### Recorded information

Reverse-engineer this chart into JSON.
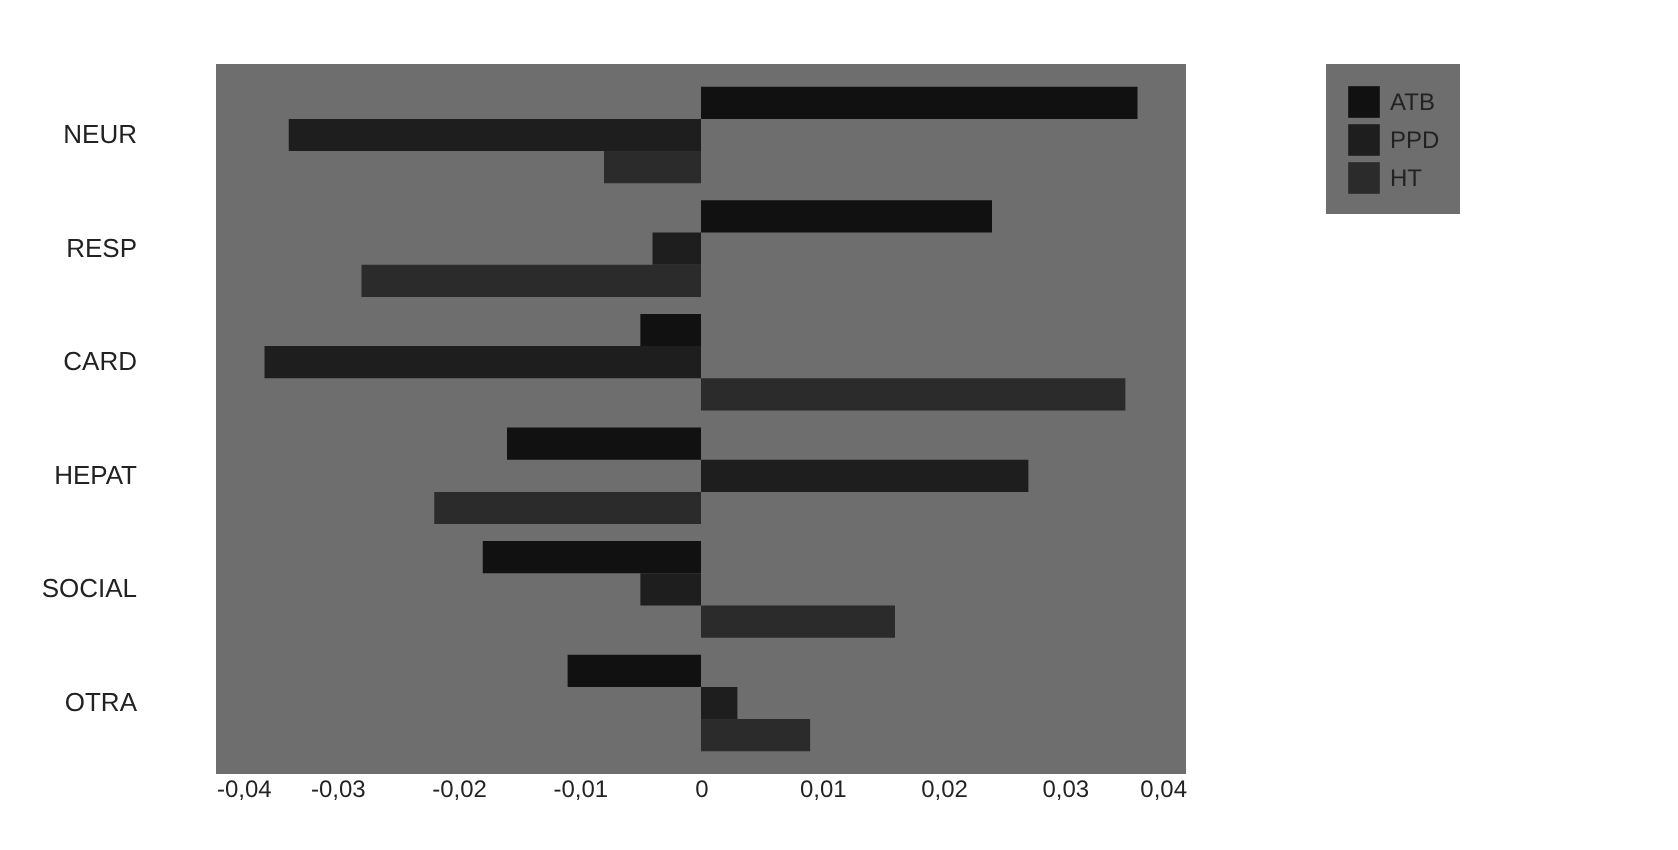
{
  "chart_data": {
    "type": "bar",
    "orientation": "horizontal",
    "categories": [
      "NEUR",
      "RESP",
      "CARD",
      "HEPAT",
      "SOCIAL",
      "OTRA"
    ],
    "series": [
      {
        "name": "ATB",
        "color": "#111111",
        "values": [
          0.036,
          0.024,
          -0.005,
          -0.016,
          -0.018,
          -0.011
        ]
      },
      {
        "name": "PPD",
        "color": "#1e1e1e",
        "values": [
          -0.034,
          -0.004,
          -0.036,
          0.027,
          -0.005,
          0.003
        ]
      },
      {
        "name": "HT",
        "color": "#2b2b2b",
        "values": [
          -0.008,
          -0.028,
          0.035,
          -0.022,
          0.016,
          0.009
        ]
      }
    ],
    "xlim": [
      -0.04,
      0.04
    ],
    "xticks": [
      {
        "value": -0.04,
        "label": "-0,04"
      },
      {
        "value": -0.03,
        "label": "-0,03"
      },
      {
        "value": -0.02,
        "label": "-0,02"
      },
      {
        "value": -0.01,
        "label": "-0,01"
      },
      0,
      {
        "value": 0.01,
        "label": "0,01"
      },
      {
        "value": 0.02,
        "label": "0,02"
      },
      {
        "value": 0.03,
        "label": "0,03"
      },
      {
        "value": 0.04,
        "label": "0,04"
      }
    ],
    "grid": false,
    "legend": "right"
  }
}
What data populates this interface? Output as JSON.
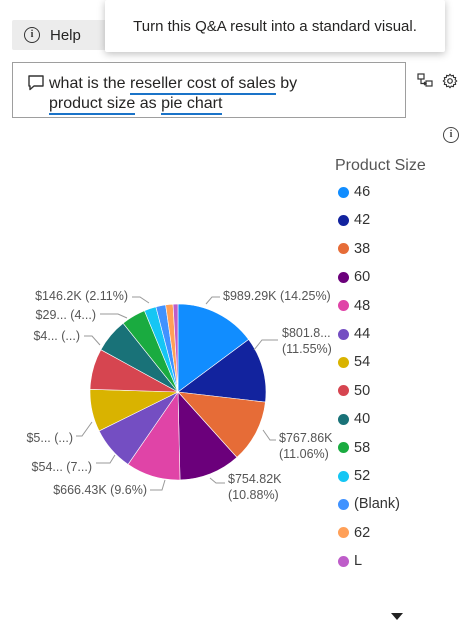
{
  "toolbar": {
    "help_label": "Help"
  },
  "tooltip": {
    "text": "Turn this Q&A result into a standard visual."
  },
  "qa": {
    "line1": [
      "what is the ",
      "reseller cost of sales",
      " by"
    ],
    "line2": [
      "product size",
      " as ",
      "pie chart"
    ]
  },
  "icons": {
    "chat": "chat-bubble-icon",
    "convert": "convert-visual-icon",
    "settings": "gear-icon",
    "info": "info-icon",
    "help": "info-icon",
    "more": "caret-down-icon"
  },
  "chart_data": {
    "type": "pie",
    "legend_title": "Product Size",
    "legend_position": "right",
    "slices": [
      {
        "name": "46",
        "value": 989.29,
        "percent": 14.25,
        "color": "#118dff",
        "label": "$989.29K (14.25%)"
      },
      {
        "name": "42",
        "value": 801.8,
        "percent": 11.55,
        "color": "#12239e",
        "label": "$801.8... (11.55%)"
      },
      {
        "name": "38",
        "value": 767.86,
        "percent": 11.06,
        "color": "#e66c37",
        "label": "$767.86K (11.06%)"
      },
      {
        "name": "60",
        "value": 754.82,
        "percent": 10.88,
        "color": "#6b007b",
        "label": "$754.82K (10.88%)"
      },
      {
        "name": "48",
        "value": 666.43,
        "percent": 9.6,
        "color": "#e044a7",
        "label": "$666.43K (9.6%)"
      },
      {
        "name": "44",
        "value": 540,
        "percent": 7.8,
        "color": "#744ec2",
        "label": "$54... (7...)"
      },
      {
        "name": "54",
        "value": 520,
        "percent": 7.5,
        "color": "#d9b300",
        "label": "$5... (...)"
      },
      {
        "name": "50",
        "value": 500,
        "percent": 7.2,
        "color": "#d64550",
        "label": ""
      },
      {
        "name": "40",
        "value": 420,
        "percent": 6.0,
        "color": "#197278",
        "label": "$4... (...)"
      },
      {
        "name": "58",
        "value": 300,
        "percent": 4.3,
        "color": "#1aab40",
        "label": "$29... (4...)"
      },
      {
        "name": "52",
        "value": 146.2,
        "percent": 2.11,
        "color": "#15c6f4",
        "label": "$146.2K (2.11%)"
      },
      {
        "name": "(Blank)",
        "value": 120,
        "percent": 1.7,
        "color": "#4092ff",
        "label": ""
      },
      {
        "name": "62",
        "value": 90,
        "percent": 1.3,
        "color": "#ffa058",
        "label": ""
      },
      {
        "name": "L",
        "value": 60,
        "percent": 0.9,
        "color": "#be5dc9",
        "label": ""
      }
    ]
  },
  "visible_labels": [
    {
      "lines": [
        "$989.29K (14.25%)"
      ]
    },
    {
      "lines": [
        "$801.8...",
        "(11.55%)"
      ]
    },
    {
      "lines": [
        "$767.86K",
        "(11.06%)"
      ]
    },
    {
      "lines": [
        "$754.82K",
        "(10.88%)"
      ]
    },
    {
      "lines": [
        "$666.43K (9.6%)"
      ]
    },
    {
      "lines": [
        "$54... (7...)"
      ]
    },
    {
      "lines": [
        "$5... (...)"
      ]
    },
    {
      "lines": [
        "$4... (...)"
      ]
    },
    {
      "lines": [
        "$29... (4...)"
      ]
    },
    {
      "lines": [
        "$146.2K (2.11%)"
      ]
    }
  ]
}
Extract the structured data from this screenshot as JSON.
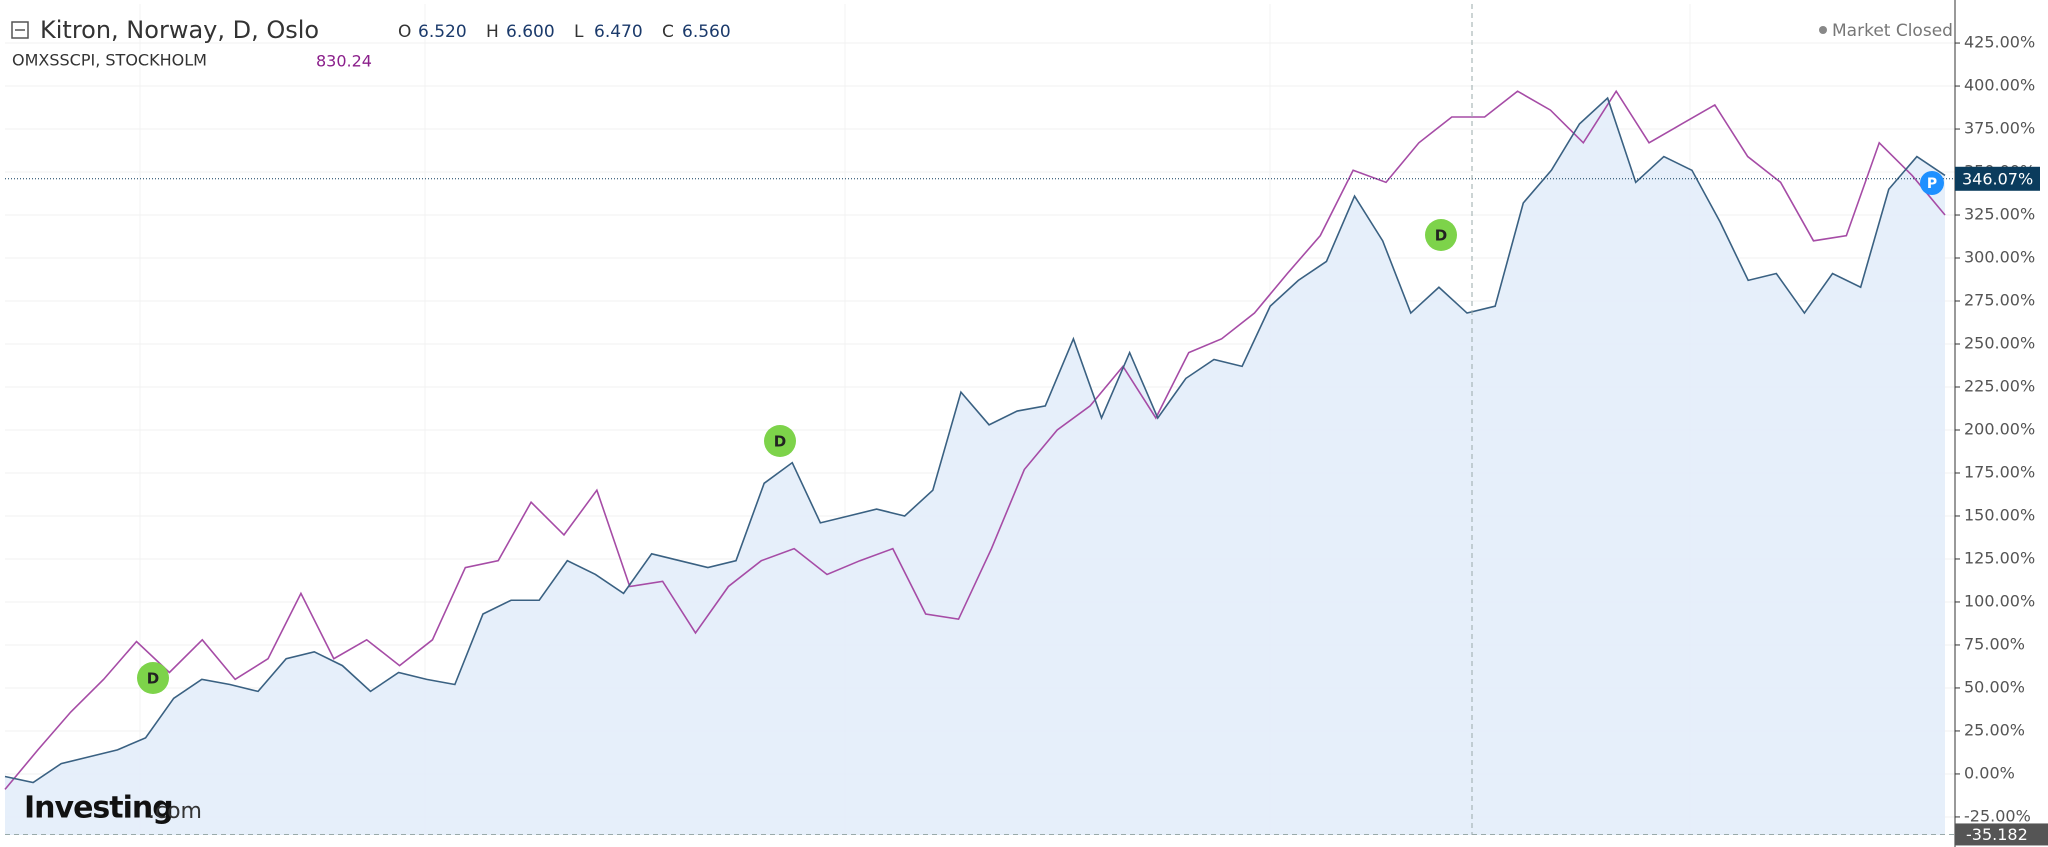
{
  "chart_data": {
    "type": "line",
    "title": "Kitron, Norway, D, Oslo",
    "ohlc": [
      {
        "label": "O",
        "value": "6.520"
      },
      {
        "label": "H",
        "value": "6.600"
      },
      {
        "label": "L",
        "value": "6.470"
      },
      {
        "label": "C",
        "value": "6.560"
      }
    ],
    "compare_title": "OMXSSCPI, STOCKHOLM",
    "compare_value": "830.24",
    "status": "Market Closed",
    "logo": "Investing",
    "logo_suffix": ".com",
    "dividend_marker": "D",
    "price_marker": "P",
    "last_price": {
      "value": 346.07,
      "label": "346.07%"
    },
    "crosshair_value": -35.182,
    "ylim": [
      -35.5,
      447.7
    ],
    "yticks": [
      {
        "value": -25,
        "label": "-25.00%"
      },
      {
        "value": 0,
        "label": "0.00%"
      },
      {
        "value": 25,
        "label": "25.00%"
      },
      {
        "value": 50,
        "label": "50.00%"
      },
      {
        "value": 75,
        "label": "75.00%"
      },
      {
        "value": 100,
        "label": "100.00%"
      },
      {
        "value": 125,
        "label": "125.00%"
      },
      {
        "value": 150,
        "label": "150.00%"
      },
      {
        "value": 175,
        "label": "175.00%"
      },
      {
        "value": 200,
        "label": "200.00%"
      },
      {
        "value": 225,
        "label": "225.00%"
      },
      {
        "value": 250,
        "label": "250.00%"
      },
      {
        "value": 275,
        "label": "275.00%"
      },
      {
        "value": 300,
        "label": "300.00%"
      },
      {
        "value": 325,
        "label": "325.00%"
      },
      {
        "value": 350,
        "label": "350.00%"
      },
      {
        "value": 375,
        "label": "375.00%"
      },
      {
        "value": 400,
        "label": "400.00%"
      },
      {
        "value": 425,
        "label": "425.00%"
      }
    ],
    "grid": true,
    "series": [
      {
        "name": "Kitron",
        "color": "#3a6182",
        "fill": "#e3edf9",
        "values": [
          -1.5,
          -5,
          6,
          10,
          14,
          21,
          44,
          55,
          52,
          48,
          67,
          71,
          63,
          48,
          59,
          55,
          52,
          93,
          101,
          101,
          124,
          116,
          105,
          128,
          124,
          120,
          124,
          169,
          181,
          146,
          150,
          154,
          150,
          165,
          222,
          203,
          211,
          214,
          253,
          207,
          245,
          207,
          230,
          241,
          237,
          272,
          287,
          298,
          336,
          310,
          268,
          283,
          268,
          272,
          332,
          351,
          378,
          393,
          344,
          359,
          351,
          321,
          287,
          291,
          268,
          291,
          283,
          340,
          359,
          348
        ]
      },
      {
        "name": "OMXSSCPI",
        "color": "#a64ca6",
        "values": [
          -9,
          14,
          36,
          55,
          77,
          59,
          78,
          55,
          67,
          105,
          67,
          78,
          63,
          78,
          120,
          124,
          158,
          139,
          165,
          109,
          112,
          82,
          109,
          124,
          131,
          116,
          124,
          131,
          93,
          90,
          131,
          177,
          200,
          214,
          237,
          207,
          245,
          253,
          268,
          291,
          313,
          351,
          344,
          367,
          382,
          382,
          397,
          386,
          367,
          397,
          367,
          378,
          389,
          359,
          344,
          310,
          313,
          367,
          348,
          325
        ]
      }
    ]
  }
}
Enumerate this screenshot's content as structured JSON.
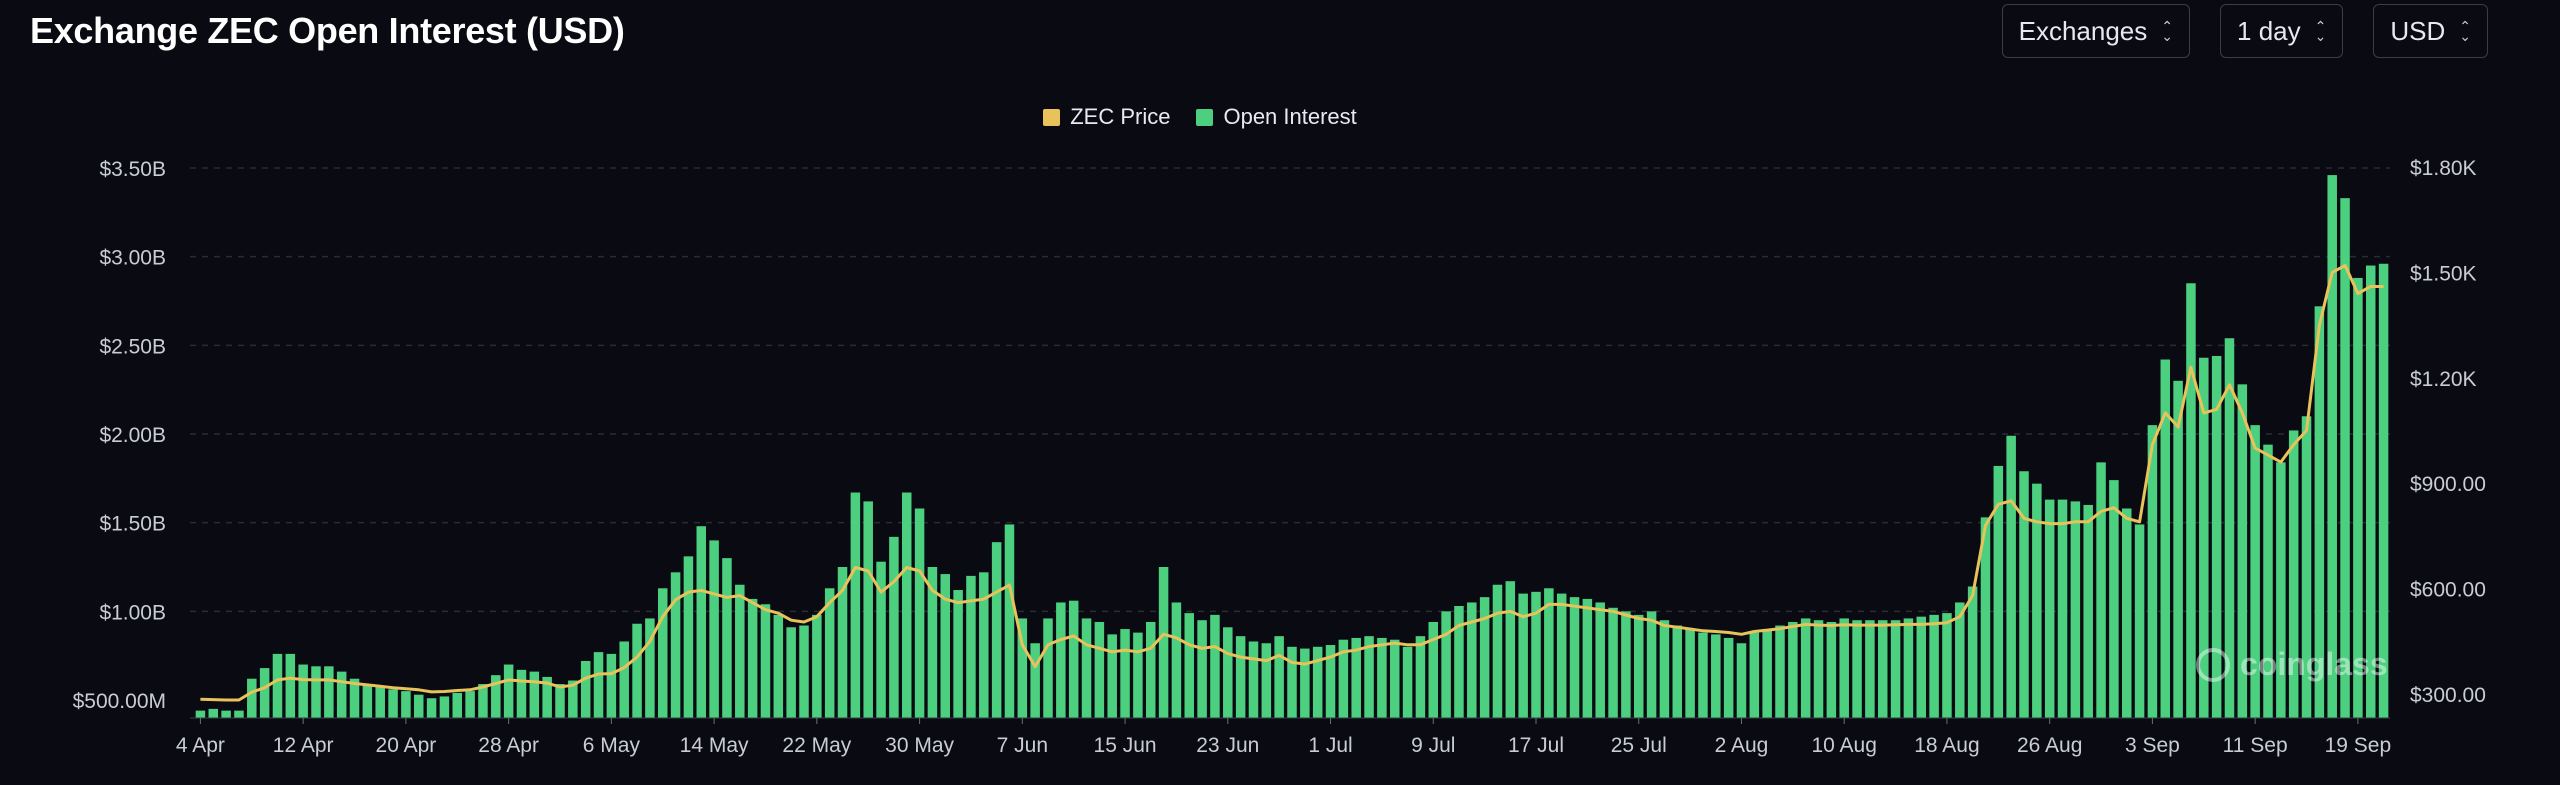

######

**What is needed:**
Pull out every line of the records above that contains the word "this".

**Solved exercise:**
Reverse-engineer this chart into JSON.
What data populates this interface? Output as JSON.
    "text": "Turn this Q&A result into a standard visual."
Extract the structured data from this screenshot as JSON.
Enumerate this screenshot's content as structured JSON.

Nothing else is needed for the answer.